= Exercise requirements =
Search the records for "JSON" and copy each line that holds it.

= Information provided =
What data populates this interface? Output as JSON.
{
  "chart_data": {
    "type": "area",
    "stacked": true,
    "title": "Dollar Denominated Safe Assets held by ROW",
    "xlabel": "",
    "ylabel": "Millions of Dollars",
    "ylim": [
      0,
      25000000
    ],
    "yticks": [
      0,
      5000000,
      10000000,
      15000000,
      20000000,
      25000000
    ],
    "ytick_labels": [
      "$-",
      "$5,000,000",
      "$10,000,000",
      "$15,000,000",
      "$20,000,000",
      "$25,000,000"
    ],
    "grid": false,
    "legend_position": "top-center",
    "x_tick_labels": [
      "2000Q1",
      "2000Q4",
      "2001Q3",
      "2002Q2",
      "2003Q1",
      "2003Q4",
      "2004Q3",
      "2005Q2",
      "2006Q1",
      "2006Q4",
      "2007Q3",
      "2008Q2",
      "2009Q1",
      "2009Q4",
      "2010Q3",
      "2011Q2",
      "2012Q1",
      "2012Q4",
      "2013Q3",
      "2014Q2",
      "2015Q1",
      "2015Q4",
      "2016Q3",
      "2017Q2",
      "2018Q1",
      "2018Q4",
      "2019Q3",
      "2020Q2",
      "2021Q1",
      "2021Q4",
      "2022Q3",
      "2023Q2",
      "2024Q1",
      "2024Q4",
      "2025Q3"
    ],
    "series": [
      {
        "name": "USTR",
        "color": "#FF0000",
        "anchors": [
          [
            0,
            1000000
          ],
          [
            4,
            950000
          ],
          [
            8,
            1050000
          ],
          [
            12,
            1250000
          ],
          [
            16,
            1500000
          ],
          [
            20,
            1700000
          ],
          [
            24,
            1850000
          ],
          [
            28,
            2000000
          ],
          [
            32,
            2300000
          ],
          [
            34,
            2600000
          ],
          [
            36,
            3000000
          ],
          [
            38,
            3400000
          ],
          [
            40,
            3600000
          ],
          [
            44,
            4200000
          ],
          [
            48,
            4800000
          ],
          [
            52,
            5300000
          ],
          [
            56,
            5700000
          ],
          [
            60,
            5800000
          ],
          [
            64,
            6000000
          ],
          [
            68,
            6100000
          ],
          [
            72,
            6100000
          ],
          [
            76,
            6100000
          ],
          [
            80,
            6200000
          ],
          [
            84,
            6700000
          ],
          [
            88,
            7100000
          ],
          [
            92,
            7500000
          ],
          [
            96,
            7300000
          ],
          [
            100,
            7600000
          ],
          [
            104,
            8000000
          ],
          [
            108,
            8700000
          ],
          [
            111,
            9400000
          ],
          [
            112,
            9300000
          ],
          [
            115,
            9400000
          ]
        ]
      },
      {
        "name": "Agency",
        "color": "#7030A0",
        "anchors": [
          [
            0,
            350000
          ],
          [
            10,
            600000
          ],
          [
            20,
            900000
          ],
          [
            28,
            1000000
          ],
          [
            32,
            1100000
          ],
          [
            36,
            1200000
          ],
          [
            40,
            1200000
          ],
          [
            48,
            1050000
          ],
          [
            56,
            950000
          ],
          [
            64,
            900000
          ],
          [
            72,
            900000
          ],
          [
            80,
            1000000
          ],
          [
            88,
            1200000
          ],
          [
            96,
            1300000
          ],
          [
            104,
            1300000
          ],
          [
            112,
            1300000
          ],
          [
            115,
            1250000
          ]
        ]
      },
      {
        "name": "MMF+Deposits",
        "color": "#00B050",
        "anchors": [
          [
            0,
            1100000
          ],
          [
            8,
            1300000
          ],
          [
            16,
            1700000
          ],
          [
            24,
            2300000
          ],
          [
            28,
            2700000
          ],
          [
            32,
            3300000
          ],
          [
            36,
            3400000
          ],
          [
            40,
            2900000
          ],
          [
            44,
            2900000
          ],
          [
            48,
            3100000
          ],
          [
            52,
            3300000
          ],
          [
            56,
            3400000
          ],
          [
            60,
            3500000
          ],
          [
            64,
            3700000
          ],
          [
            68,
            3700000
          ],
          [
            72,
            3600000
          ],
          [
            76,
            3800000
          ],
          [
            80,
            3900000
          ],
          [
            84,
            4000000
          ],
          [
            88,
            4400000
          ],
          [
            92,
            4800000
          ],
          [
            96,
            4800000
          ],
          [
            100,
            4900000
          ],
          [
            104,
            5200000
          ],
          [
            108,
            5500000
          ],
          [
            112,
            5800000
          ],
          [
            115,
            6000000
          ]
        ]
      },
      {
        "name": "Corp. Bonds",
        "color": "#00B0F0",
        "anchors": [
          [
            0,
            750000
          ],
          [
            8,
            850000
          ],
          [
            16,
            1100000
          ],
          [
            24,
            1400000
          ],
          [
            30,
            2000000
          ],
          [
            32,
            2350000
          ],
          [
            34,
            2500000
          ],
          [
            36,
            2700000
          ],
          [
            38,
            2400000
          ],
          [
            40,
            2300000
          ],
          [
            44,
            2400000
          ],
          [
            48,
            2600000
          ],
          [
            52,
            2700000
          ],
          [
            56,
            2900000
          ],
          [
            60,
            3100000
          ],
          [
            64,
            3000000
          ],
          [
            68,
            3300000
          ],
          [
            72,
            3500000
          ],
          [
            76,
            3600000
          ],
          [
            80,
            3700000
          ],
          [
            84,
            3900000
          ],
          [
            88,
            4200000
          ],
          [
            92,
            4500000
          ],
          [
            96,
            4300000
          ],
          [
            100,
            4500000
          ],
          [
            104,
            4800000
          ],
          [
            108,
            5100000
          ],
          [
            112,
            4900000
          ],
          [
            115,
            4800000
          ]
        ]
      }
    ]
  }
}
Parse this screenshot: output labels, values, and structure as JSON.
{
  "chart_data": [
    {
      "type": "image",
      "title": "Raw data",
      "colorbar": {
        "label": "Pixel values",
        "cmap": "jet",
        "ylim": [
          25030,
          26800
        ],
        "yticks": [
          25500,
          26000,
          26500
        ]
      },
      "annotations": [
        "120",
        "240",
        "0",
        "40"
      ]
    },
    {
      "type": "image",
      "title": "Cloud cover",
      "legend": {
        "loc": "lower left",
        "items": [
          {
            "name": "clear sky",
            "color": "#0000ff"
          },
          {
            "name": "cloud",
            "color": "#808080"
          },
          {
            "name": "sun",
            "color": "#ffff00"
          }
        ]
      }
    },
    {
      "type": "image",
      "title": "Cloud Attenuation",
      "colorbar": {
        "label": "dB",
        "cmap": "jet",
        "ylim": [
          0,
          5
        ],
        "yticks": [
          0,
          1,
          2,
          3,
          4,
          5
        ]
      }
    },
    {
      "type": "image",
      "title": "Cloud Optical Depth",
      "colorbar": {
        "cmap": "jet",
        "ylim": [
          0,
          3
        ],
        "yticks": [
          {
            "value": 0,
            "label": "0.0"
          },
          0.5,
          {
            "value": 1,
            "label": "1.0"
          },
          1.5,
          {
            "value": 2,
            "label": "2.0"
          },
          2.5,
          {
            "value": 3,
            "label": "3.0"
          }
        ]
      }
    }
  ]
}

= Expected output =
What data populates this interface? Output as JSON.
Parse this screenshot: output labels, values, and structure as JSON.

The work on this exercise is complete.